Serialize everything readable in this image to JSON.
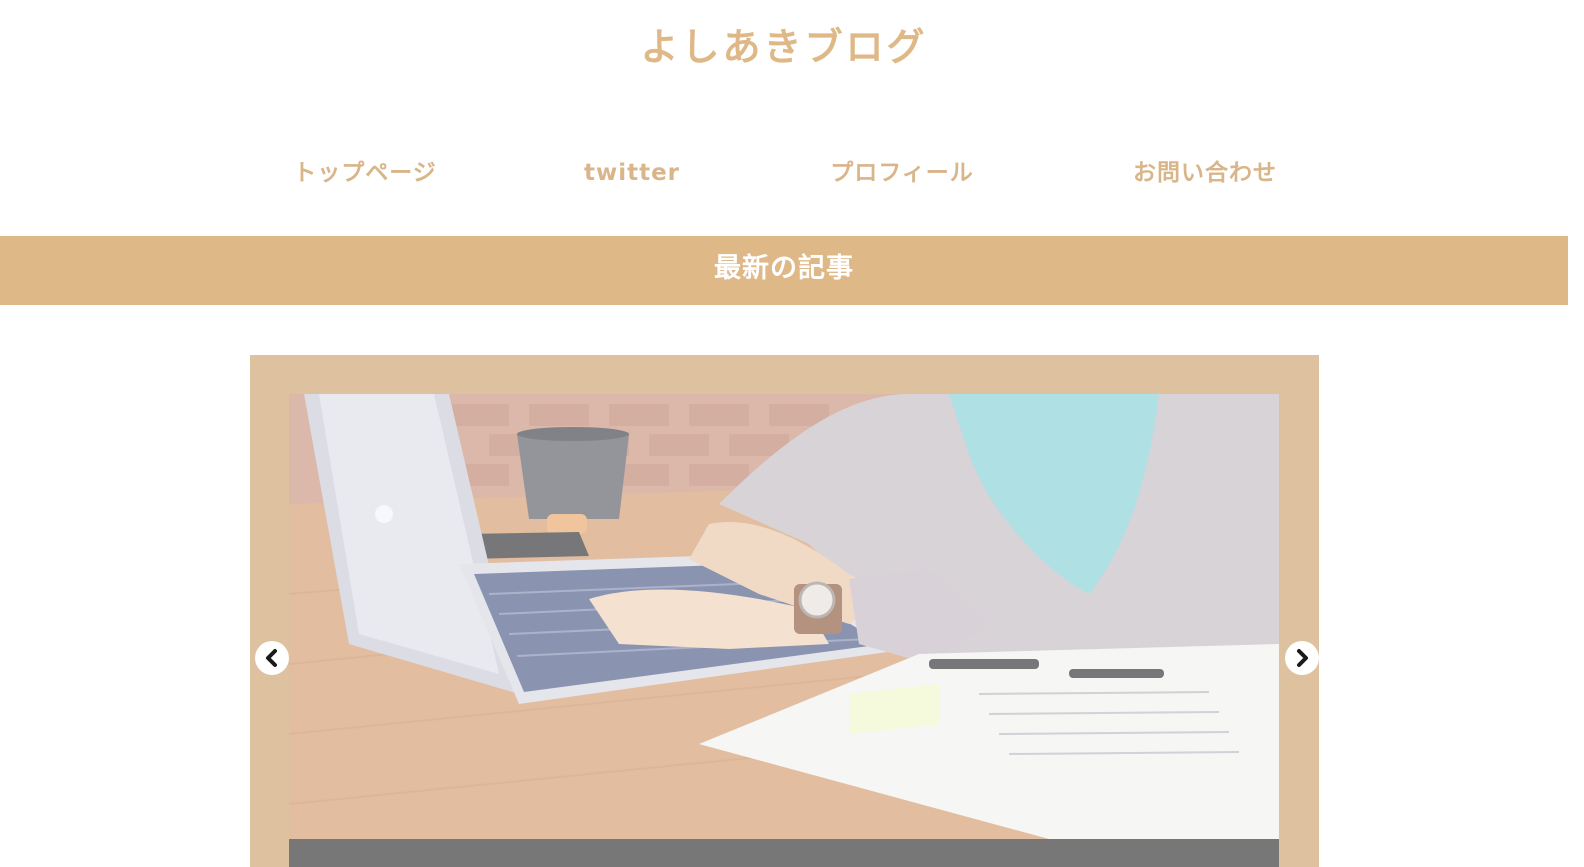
{
  "site": {
    "title": "よしあきブログ"
  },
  "nav": {
    "items": [
      {
        "label": "トップページ"
      },
      {
        "label": "twitter"
      },
      {
        "label": "プロフィール"
      },
      {
        "label": "お問い合わせ"
      }
    ]
  },
  "section": {
    "title": "最新の記事"
  },
  "slider": {
    "prev_icon": "chevron-left-icon",
    "next_icon": "chevron-right-icon"
  },
  "colors": {
    "accent": "#dfb887",
    "frame": "#dec2a0",
    "caption": "#777777"
  }
}
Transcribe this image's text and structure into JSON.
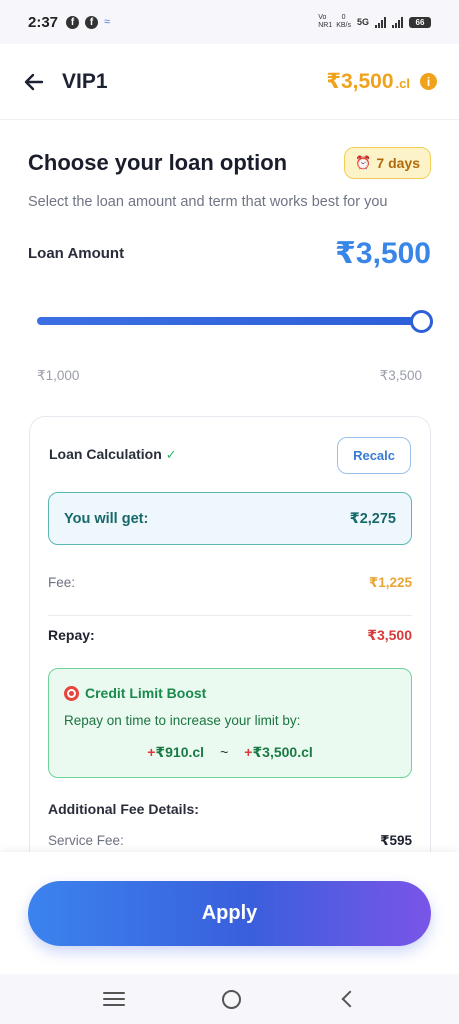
{
  "status_bar": {
    "time": "2:37",
    "network_label": "5G",
    "data_rate_value": "0",
    "data_rate_unit": "KB/s",
    "volte_label": "Vo NR1",
    "battery": "66"
  },
  "header": {
    "title": "VIP1",
    "balance": "₹3,500",
    "balance_unit": ".cl",
    "accent_color": "#f0a21d"
  },
  "loan": {
    "title": "Choose your loan option",
    "days_badge": "7 days",
    "subtitle": "Select the loan amount and term that works best for you",
    "amount_label": "Loan Amount",
    "amount_value": "₹3,500",
    "slider_min_label": "₹1,000",
    "slider_max_label": "₹3,500",
    "slider_fraction": 1.0
  },
  "calculation": {
    "title": "Loan Calculation",
    "recalc_label": "Recalc",
    "you_get_label": "You will get:",
    "you_get_value": "₹2,275",
    "fee_label": "Fee:",
    "fee_value": "₹1,225",
    "repay_label": "Repay:",
    "repay_value": "₹3,500"
  },
  "boost": {
    "title": "Credit Limit Boost",
    "text": "Repay on time to increase your limit by:",
    "plus": "+",
    "range_min": "₹910.cl",
    "separator": "~",
    "range_max": "₹3,500.cl"
  },
  "additional": {
    "title": "Additional Fee Details:",
    "service_fee_label": "Service Fee:",
    "service_fee_value": "₹595"
  },
  "footer": {
    "apply_label": "Apply"
  }
}
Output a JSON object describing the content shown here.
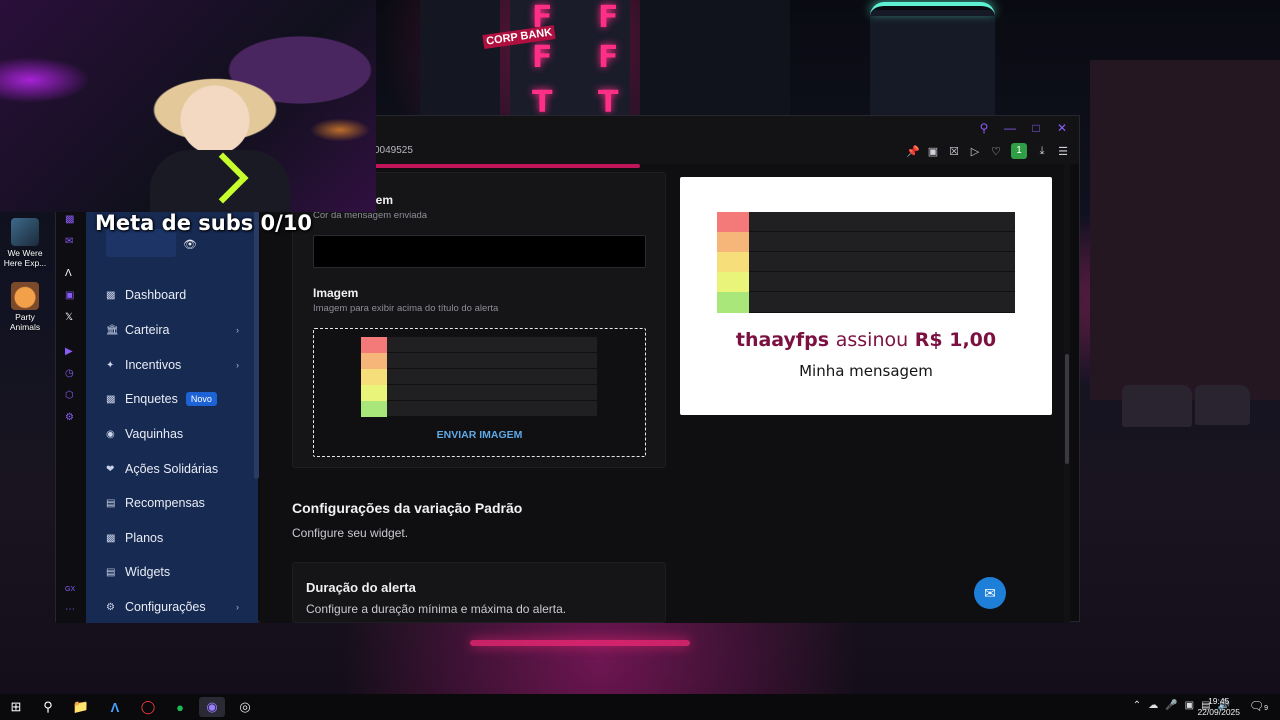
{
  "overlay": {
    "sub_goal": "Meta de subs 0/10"
  },
  "desktop": {
    "icons": [
      {
        "label": "We Were Here Exp..."
      },
      {
        "label": "Party Animals"
      }
    ],
    "city_sign": "CORP BANK"
  },
  "browser": {
    "url_fragment": "0049525",
    "extension_badge": "1"
  },
  "sidebar": {
    "items": [
      {
        "label": "Dashboard",
        "icon": "dashboard-icon",
        "has_submenu": false
      },
      {
        "label": "Carteira",
        "icon": "wallet-icon",
        "has_submenu": true
      },
      {
        "label": "Incentivos",
        "icon": "sparkle-icon",
        "has_submenu": true
      },
      {
        "label": "Enquetes",
        "icon": "poll-icon",
        "has_submenu": false,
        "badge": "Novo"
      },
      {
        "label": "Vaquinhas",
        "icon": "piggy-bank-icon",
        "has_submenu": false
      },
      {
        "label": "Ações Solidárias",
        "icon": "solidarity-icon",
        "has_submenu": false
      },
      {
        "label": "Recompensas",
        "icon": "gift-icon",
        "has_submenu": false
      },
      {
        "label": "Planos",
        "icon": "plans-icon",
        "has_submenu": false
      },
      {
        "label": "Widgets",
        "icon": "widgets-icon",
        "has_submenu": false
      },
      {
        "label": "Configurações",
        "icon": "settings-icon",
        "has_submenu": true
      }
    ]
  },
  "form": {
    "message_color": {
      "title": "sagem",
      "subtitle": "Cor da mensagem enviada",
      "value": "#000000"
    },
    "image": {
      "title": "Imagem",
      "subtitle": "Imagem para exibir acima do título do alerta",
      "upload_label": "ENVIAR IMAGEM"
    }
  },
  "preview": {
    "title_user": "thaayfps",
    "title_action": "assinou",
    "title_amount": "R$ 1,00",
    "message": "Minha mensagem",
    "accent": "#7b1141"
  },
  "variation": {
    "title": "Configurações da variação Padrão",
    "subtitle": "Configure seu widget."
  },
  "duration": {
    "title": "Duração do alerta",
    "subtitle": "Configure a duração mínima e máxima do alerta."
  },
  "tier_colors": [
    "#f47a7a",
    "#f6b67a",
    "#f6df7a",
    "#e9f57a",
    "#a9e77a"
  ],
  "taskbar": {
    "time": "19:45",
    "date": "22/09/2025",
    "notification_count": "9"
  }
}
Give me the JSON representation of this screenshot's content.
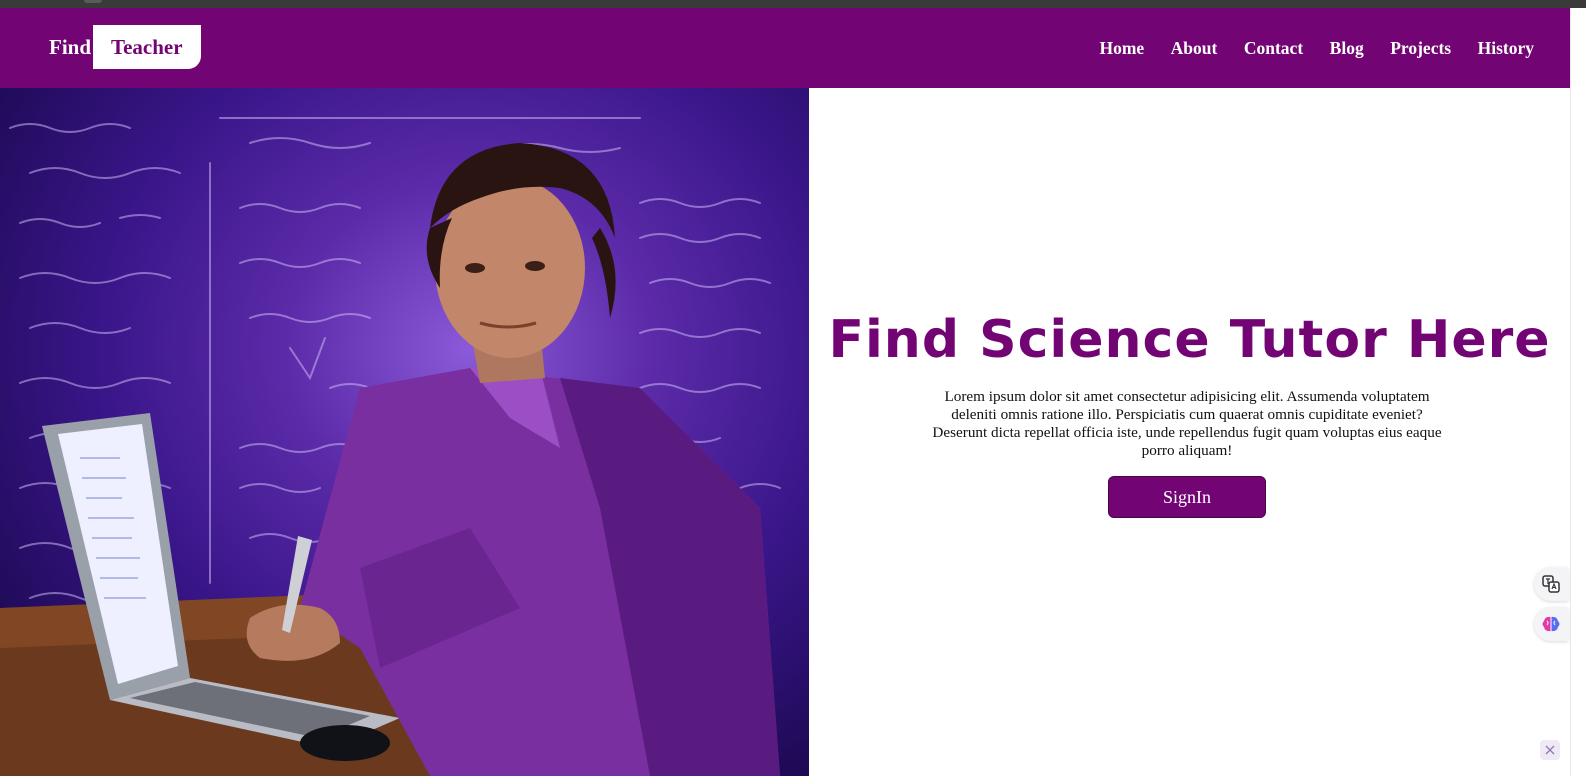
{
  "navbar": {
    "brand_find": "Find",
    "brand_teacher": "Teacher",
    "links": [
      "Home",
      "About",
      "Contact",
      "Blog",
      "Projects",
      "History"
    ],
    "background_color": "#720474"
  },
  "hero": {
    "image_description_icon": "tutor-with-laptop-image"
  },
  "main": {
    "headline": "Find Science Tutor Here",
    "blurb": "Lorem ipsum dolor sit amet consectetur adipisicing elit. Assumenda voluptatem deleniti omnis ratione illo. Perspiciatis cum quaerat omnis cupiditate eveniet? Deserunt dicta repellat officia iste, unde repellendus fugit quam voluptas eius eaque porro aliquam!",
    "signin_label": "SignIn",
    "accent_color": "#720474"
  },
  "side_widgets": {
    "icons": [
      "translate-icon",
      "brain-icon"
    ]
  }
}
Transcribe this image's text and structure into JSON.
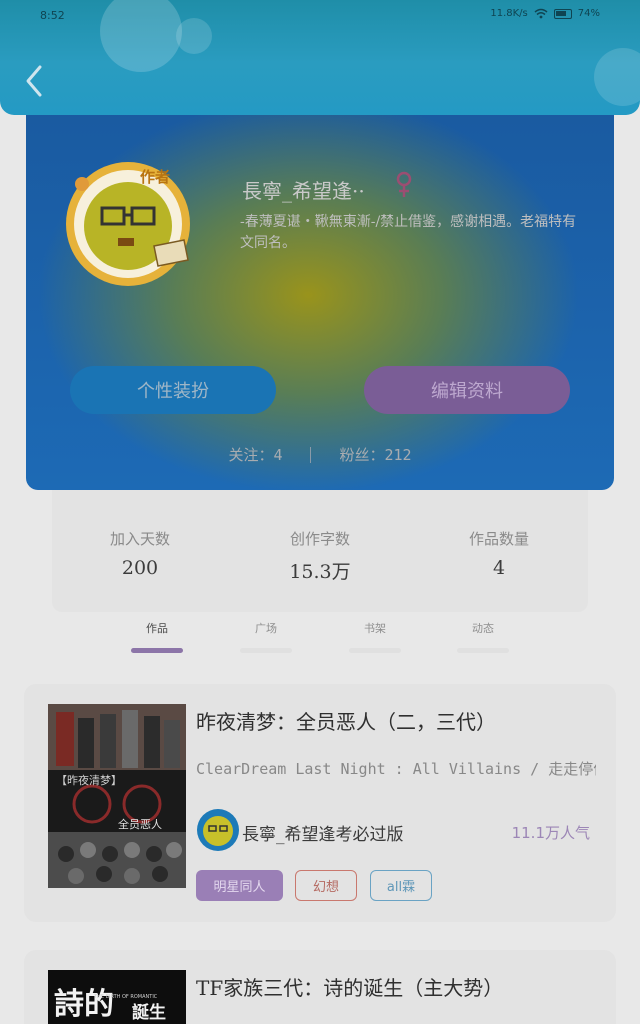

What needs to be done
Your task is to copy the entries in full and exactly, without any images.

Response to this exercise
Serialize everything readable in this image to JSON.
{
  "site": {
    "title": "よしあきブログ"
  },
  "nav": {
    "items": [
      {
        "label": "トップページ"
      },
      {
        "label": "twitter"
      },
      {
        "label": "プロフィール"
      },
      {
        "label": "お問い合わせ"
      }
    ]
  },
  "section": {
    "title": "最新の記事"
  },
  "slider": {
    "prev_icon": "chevron-left-icon",
    "next_icon": "chevron-right-icon"
  },
  "colors": {
    "accent": "#dfb887",
    "frame": "#dec2a0",
    "caption": "#777777"
  }
}
Transcribe this image's text and structure into JSON.
{
  "status_bar": {
    "time": "2:37",
    "network_label": "5G",
    "data_rate_value": "0",
    "data_rate_unit": "KB/s",
    "volte_label": "Vo NR1",
    "battery": "66"
  },
  "header": {
    "title": "VIP1",
    "balance": "₹3,500",
    "balance_unit": ".cl",
    "accent_color": "#f0a21d"
  },
  "loan": {
    "title": "Choose your loan option",
    "days_badge": "7 days",
    "subtitle": "Select the loan amount and term that works best for you",
    "amount_label": "Loan Amount",
    "amount_value": "₹3,500",
    "slider_min_label": "₹1,000",
    "slider_max_label": "₹3,500",
    "slider_fraction": 1.0
  },
  "calculation": {
    "title": "Loan Calculation",
    "recalc_label": "Recalc",
    "you_get_label": "You will get:",
    "you_get_value": "₹2,275",
    "fee_label": "Fee:",
    "fee_value": "₹1,225",
    "repay_label": "Repay:",
    "repay_value": "₹3,500"
  },
  "boost": {
    "title": "Credit Limit Boost",
    "text": "Repay on time to increase your limit by:",
    "plus": "+",
    "range_min": "₹910.cl",
    "separator": "~",
    "range_max": "₹3,500.cl"
  },
  "additional": {
    "title": "Additional Fee Details:",
    "service_fee_label": "Service Fee:",
    "service_fee_value": "₹595"
  },
  "footer": {
    "apply_label": "Apply"
  }
}
Output a JSON object describing the content shown here.
{
  "overlay": {
    "sub_goal": "Meta de subs 0/10"
  },
  "desktop": {
    "icons": [
      {
        "label": "We Were Here Exp..."
      },
      {
        "label": "Party Animals"
      }
    ],
    "city_sign": "CORP BANK"
  },
  "browser": {
    "url_fragment": "0049525",
    "extension_badge": "1"
  },
  "sidebar": {
    "items": [
      {
        "label": "Dashboard",
        "icon": "dashboard-icon",
        "has_submenu": false
      },
      {
        "label": "Carteira",
        "icon": "wallet-icon",
        "has_submenu": true
      },
      {
        "label": "Incentivos",
        "icon": "sparkle-icon",
        "has_submenu": true
      },
      {
        "label": "Enquetes",
        "icon": "poll-icon",
        "has_submenu": false,
        "badge": "Novo"
      },
      {
        "label": "Vaquinhas",
        "icon": "piggy-bank-icon",
        "has_submenu": false
      },
      {
        "label": "Ações Solidárias",
        "icon": "solidarity-icon",
        "has_submenu": false
      },
      {
        "label": "Recompensas",
        "icon": "gift-icon",
        "has_submenu": false
      },
      {
        "label": "Planos",
        "icon": "plans-icon",
        "has_submenu": false
      },
      {
        "label": "Widgets",
        "icon": "widgets-icon",
        "has_submenu": false
      },
      {
        "label": "Configurações",
        "icon": "settings-icon",
        "has_submenu": true
      }
    ]
  },
  "form": {
    "message_color": {
      "title": "sagem",
      "subtitle": "Cor da mensagem enviada",
      "value": "#000000"
    },
    "image": {
      "title": "Imagem",
      "subtitle": "Imagem para exibir acima do título do alerta",
      "upload_label": "ENVIAR IMAGEM"
    }
  },
  "preview": {
    "title_user": "thaayfps",
    "title_action": "assinou",
    "title_amount": "R$ 1,00",
    "message": "Minha mensagem",
    "accent": "#7b1141"
  },
  "variation": {
    "title": "Configurações da variação Padrão",
    "subtitle": "Configure seu widget."
  },
  "duration": {
    "title": "Duração do alerta",
    "subtitle": "Configure a duração mínima e máxima do alerta."
  },
  "tier_colors": [
    "#f47a7a",
    "#f6b67a",
    "#f6df7a",
    "#e9f57a",
    "#a9e77a"
  ],
  "taskbar": {
    "time": "19:45",
    "date": "22/09/2025",
    "notification_count": "9"
  }
}
Give me the JSON representation of this screenshot's content.
{
  "navbar": {
    "brand_find": "Find",
    "brand_teacher": "Teacher",
    "links": [
      "Home",
      "About",
      "Contact",
      "Blog",
      "Projects",
      "History"
    ],
    "background_color": "#720474"
  },
  "hero": {
    "image_description_icon": "tutor-with-laptop-image"
  },
  "main": {
    "headline": "Find Science Tutor Here",
    "blurb": "Lorem ipsum dolor sit amet consectetur adipisicing elit. Assumenda voluptatem deleniti omnis ratione illo. Perspiciatis cum quaerat omnis cupiditate eveniet? Deserunt dicta repellat officia iste, unde repellendus fugit quam voluptas eius eaque porro aliquam!",
    "signin_label": "SignIn",
    "accent_color": "#720474"
  },
  "side_widgets": {
    "icons": [
      "translate-icon",
      "brain-icon"
    ]
  }
}
Transcribe this image's text and structure into JSON.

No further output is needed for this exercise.